Exercise task: Can the data below be echoed back word for word?

---- Records for the exercise

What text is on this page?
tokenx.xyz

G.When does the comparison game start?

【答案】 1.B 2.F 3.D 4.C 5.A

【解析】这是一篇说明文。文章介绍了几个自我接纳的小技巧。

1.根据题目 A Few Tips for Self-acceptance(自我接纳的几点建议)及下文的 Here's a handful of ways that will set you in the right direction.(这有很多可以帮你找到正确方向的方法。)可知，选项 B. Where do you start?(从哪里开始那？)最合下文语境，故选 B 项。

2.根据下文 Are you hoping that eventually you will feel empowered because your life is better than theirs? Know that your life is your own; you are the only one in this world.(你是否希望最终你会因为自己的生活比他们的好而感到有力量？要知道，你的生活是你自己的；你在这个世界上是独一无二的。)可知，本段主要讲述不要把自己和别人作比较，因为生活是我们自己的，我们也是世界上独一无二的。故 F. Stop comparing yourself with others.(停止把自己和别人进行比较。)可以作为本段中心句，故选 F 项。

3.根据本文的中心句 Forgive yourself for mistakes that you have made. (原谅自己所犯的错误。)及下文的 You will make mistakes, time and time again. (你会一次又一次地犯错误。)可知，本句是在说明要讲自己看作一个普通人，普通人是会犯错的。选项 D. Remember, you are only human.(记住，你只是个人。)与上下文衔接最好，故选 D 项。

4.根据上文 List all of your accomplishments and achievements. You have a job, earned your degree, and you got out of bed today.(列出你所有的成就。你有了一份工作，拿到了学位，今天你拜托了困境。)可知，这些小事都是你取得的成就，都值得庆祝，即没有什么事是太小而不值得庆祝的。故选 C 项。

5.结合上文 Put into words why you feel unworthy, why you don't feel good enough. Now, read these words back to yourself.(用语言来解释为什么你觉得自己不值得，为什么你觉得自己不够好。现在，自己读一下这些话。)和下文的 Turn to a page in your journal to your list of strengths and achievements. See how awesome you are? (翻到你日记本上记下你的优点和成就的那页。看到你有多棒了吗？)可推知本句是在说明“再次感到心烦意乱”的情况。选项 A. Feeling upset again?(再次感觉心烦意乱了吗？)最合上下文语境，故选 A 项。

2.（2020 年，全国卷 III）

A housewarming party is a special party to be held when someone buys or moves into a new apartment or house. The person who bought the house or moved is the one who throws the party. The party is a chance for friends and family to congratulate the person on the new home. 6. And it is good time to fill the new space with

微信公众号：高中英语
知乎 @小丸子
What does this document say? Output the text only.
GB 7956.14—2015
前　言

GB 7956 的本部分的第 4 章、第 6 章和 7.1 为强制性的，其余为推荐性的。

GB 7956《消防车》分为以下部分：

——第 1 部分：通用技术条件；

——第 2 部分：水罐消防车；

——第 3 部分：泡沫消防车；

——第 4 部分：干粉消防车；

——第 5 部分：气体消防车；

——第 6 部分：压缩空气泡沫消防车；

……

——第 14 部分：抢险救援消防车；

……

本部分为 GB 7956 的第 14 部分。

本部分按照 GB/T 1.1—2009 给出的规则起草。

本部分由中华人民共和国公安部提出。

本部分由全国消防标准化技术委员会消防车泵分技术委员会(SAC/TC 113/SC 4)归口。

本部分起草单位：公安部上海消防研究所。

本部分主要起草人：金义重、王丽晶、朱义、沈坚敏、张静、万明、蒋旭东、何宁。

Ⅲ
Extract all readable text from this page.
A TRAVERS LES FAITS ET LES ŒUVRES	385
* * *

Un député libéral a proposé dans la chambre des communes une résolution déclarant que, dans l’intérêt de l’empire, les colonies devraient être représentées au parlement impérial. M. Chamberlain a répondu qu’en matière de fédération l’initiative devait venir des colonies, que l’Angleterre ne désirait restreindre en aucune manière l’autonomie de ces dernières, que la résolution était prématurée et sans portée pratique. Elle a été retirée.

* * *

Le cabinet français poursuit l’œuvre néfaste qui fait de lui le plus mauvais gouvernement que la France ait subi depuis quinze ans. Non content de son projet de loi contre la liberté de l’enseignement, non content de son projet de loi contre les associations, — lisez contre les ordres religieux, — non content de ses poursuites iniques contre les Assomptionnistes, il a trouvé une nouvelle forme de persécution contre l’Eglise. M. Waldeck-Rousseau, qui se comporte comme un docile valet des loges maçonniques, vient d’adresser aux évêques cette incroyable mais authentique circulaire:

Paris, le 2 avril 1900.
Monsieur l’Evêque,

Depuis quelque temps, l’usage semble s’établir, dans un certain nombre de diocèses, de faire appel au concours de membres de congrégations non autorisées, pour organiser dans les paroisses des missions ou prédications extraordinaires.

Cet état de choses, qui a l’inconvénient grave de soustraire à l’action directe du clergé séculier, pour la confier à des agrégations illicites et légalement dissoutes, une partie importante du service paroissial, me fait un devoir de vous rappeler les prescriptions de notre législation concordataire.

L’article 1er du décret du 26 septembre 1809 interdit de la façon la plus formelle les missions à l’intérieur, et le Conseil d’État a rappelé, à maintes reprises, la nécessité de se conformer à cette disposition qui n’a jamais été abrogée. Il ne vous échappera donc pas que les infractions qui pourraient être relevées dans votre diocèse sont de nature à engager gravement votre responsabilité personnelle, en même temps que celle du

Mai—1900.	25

--------

Answer for the task:
What text is on this page?
tokenx.xyz

G.When does the comparison game start?

【答案】 1.B 2.F 3.D 4.C 5.A

【解析】这是一篇说明文。文章介绍了几个自我接纳的小技巧。

1.根据题目 A Few Tips for Self-acceptance(自我接纳的几点建议)及下文的 Here's a handful of ways that will set you in the right direction.(这有很多可以帮你找到正确方向的方法。)可知，选项 B. Where do you start?(从哪里开始那？)最合下文语境，故选 B 项。

2.根据下文 Are you hoping that eventually you will feel empowered because your life is better than theirs? Know that your life is your own; you are the only one in this world.(你是否希望最终你会因为自己的生活比他们的好而感到有力量？要知道，你的生活是你自己的；你在这个世界上是独一无二的。)可知，本段主要讲述不要把自己和别人作比较，因为生活是我们自己的，我们也是世界上独一无二的。故 F. Stop comparing yourself with others.(停止把自己和别人进行比较。)可以作为本段中心句，故选 F 项。

3.根据本文的中心句 Forgive yourself for mistakes that you have made. (原谅自己所犯的错误。)及下文的 You will make mistakes, time and time again. (你会一次又一次地犯错误。)可知，本句是在说明要讲自己看作一个普通人，普通人是会犯错的。选项 D. Remember, you are only human.(记住，你只是个人。)与上下文衔接最好，故选 D 项。

4.根据上文 List all of your accomplishments and achievements. You have a job, earned your degree, and you got out of bed today.(列出你所有的成就。你有了一份工作，拿到了学位，今天你拜托了困境。)可知，这些小事都是你取得的成就，都值得庆祝，即没有什么事是太小而不值得庆祝的。故选 C 项。

5.结合上文 Put into words why you feel unworthy, why you don't feel good enough. Now, read these words back to yourself.(用语言来解释为什么你觉得自己不值得，为什么你觉得自己不够好。现在，自己读一下这些话。)和下文的 Turn to a page in your journal to your list of strengths and achievements. See how awesome you are? (翻到你日记本上记下你的优点和成就的那页。看到你有多棒了吗？)可推知本句是在说明“再次感到心烦意乱”的情况。选项 A. Feeling upset again?(再次感觉心烦意乱了吗？)最合上下文语境，故选 A 项。

2.（2020 年，全国卷 III）

A housewarming party is a special party to be held when someone buys or moves into a new apartment or house. The person who bought the house or moved is the one who throws the party. The party is a chance for friends and family to congratulate the person on the new home. 6. And it is good time to fill the new space with

微信公众号：高中英语
知乎 @小丸子
What does this document say? Output the text only.
GB 7956.14—2015
前　言

GB 7956 的本部分的第 4 章、第 6 章和 7.1 为强制性的，其余为推荐性的。

GB 7956《消防车》分为以下部分：

——第 1 部分：通用技术条件；

——第 2 部分：水罐消防车；

——第 3 部分：泡沫消防车；

——第 4 部分：干粉消防车；

——第 5 部分：气体消防车；

——第 6 部分：压缩空气泡沫消防车；

……

——第 14 部分：抢险救援消防车；

……

本部分为 GB 7956 的第 14 部分。

本部分按照 GB/T 1.1—2009 给出的规则起草。

本部分由中华人民共和国公安部提出。

本部分由全国消防标准化技术委员会消防车泵分技术委员会(SAC/TC 113/SC 4)归口。

本部分起草单位：公安部上海消防研究所。

本部分主要起草人：金义重、王丽晶、朱义、沈坚敏、张静、万明、蒋旭东、何宁。

Ⅲ
Extract all readable text from this page.
A TRAVERS LES FAITS ET LES ŒUVRES	385
* * *

Un député libéral a proposé dans la chambre des communes une résolution déclarant que, dans l’intérêt de l’empire, les colonies devraient être représentées au parlement impérial. M. Chamberlain a répondu qu’en matière de fédération l’initiative devait venir des colonies, que l’Angleterre ne désirait restreindre en aucune manière l’autonomie de ces dernières, que la résolution était prématurée et sans portée pratique. Elle a été retirée.

* * *

Le cabinet français poursuit l’œuvre néfaste qui fait de lui le plus mauvais gouvernement que la France ait subi depuis quinze ans. Non content de son projet de loi contre la liberté de l’enseignement, non content de son projet de loi contre les associations, — lisez contre les ordres religieux, — non content de ses poursuites iniques contre les Assomptionnistes, il a trouvé une nouvelle forme de persécution contre l’Eglise. M. Waldeck-Rousseau, qui se comporte comme un docile valet des loges maçonniques, vient d’adresser aux évêques cette incroyable mais authentique circulaire:

Paris, le 2 avril 1900.
Monsieur l’Evêque,

Depuis quelque temps, l’usage semble s’établir, dans un certain nombre de diocèses, de faire appel au concours de membres de congrégations non autorisées, pour organiser dans les paroisses des missions ou prédications extraordinaires.

Cet état de choses, qui a l’inconvénient grave de soustraire à l’action directe du clergé séculier, pour la confier à des agrégations illicites et légalement dissoutes, une partie importante du service paroissial, me fait un devoir de vous rappeler les prescriptions de notre législation concordataire.

L’article 1er du décret du 26 septembre 1809 interdit de la façon la plus formelle les missions à l’intérieur, et le Conseil d’État a rappelé, à maintes reprises, la nécessité de se conformer à cette disposition qui n’a jamais été abrogée. Il ne vous échappera donc pas que les infractions qui pourraient être relevées dans votre diocèse sont de nature à engager gravement votre responsabilité personnelle, en même temps que celle du

Mai—1900.	25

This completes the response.